═════ INFORMATION GIVEN

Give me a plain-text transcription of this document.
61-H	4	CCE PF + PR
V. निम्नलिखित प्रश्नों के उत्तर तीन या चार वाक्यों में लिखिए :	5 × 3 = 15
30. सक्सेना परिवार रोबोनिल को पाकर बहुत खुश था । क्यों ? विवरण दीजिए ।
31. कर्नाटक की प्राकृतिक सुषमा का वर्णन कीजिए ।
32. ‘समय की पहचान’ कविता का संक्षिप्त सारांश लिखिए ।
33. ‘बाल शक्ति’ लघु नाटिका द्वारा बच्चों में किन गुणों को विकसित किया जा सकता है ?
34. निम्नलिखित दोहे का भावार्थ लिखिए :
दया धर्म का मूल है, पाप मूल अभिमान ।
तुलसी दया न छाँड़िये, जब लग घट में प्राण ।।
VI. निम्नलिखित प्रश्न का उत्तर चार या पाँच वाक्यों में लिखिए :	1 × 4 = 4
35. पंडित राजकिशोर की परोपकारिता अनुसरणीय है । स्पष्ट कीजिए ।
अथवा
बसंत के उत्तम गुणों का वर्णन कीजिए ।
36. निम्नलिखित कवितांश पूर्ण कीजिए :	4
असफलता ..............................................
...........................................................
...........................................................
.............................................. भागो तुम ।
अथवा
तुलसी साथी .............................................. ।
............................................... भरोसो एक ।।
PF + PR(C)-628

══════════

**GOAL OF THE EXERCISE:**
Every line above needs to be retyped exactly.

**TASK OUTPUT:**
Give me a plain-text transcription of this document.
61-H	4	CCE PF + PR
V. निम्नलिखित प्रश्नों के उत्तर तीन या चार वाक्यों में लिखिए :	5 × 3 = 15
30. सक्सेना परिवार रोबोनिल को पाकर बहुत खुश था । क्यों ? विवरण दीजिए ।
31. कर्नाटक की प्राकृतिक सुषमा का वर्णन कीजिए ।
32. ‘समय की पहचान’ कविता का संक्षिप्त सारांश लिखिए ।
33. ‘बाल शक्ति’ लघु नाटिका द्वारा बच्चों में किन गुणों को विकसित किया जा सकता है ?
34. निम्नलिखित दोहे का भावार्थ लिखिए :
दया धर्म का मूल है, पाप मूल अभिमान ।
तुलसी दया न छाँड़िये, जब लग घट में प्राण ।।
VI. निम्नलिखित प्रश्न का उत्तर चार या पाँच वाक्यों में लिखिए :	1 × 4 = 4
35. पंडित राजकिशोर की परोपकारिता अनुसरणीय है । स्पष्ट कीजिए ।
अथवा
बसंत के उत्तम गुणों का वर्णन कीजिए ।
36. निम्नलिखित कवितांश पूर्ण कीजिए :	4
असफलता ..............................................
...........................................................
...........................................................
.............................................. भागो तुम ।
अथवा
तुलसी साथी .............................................. ।
............................................... भरोसो एक ।।
PF + PR(C)-628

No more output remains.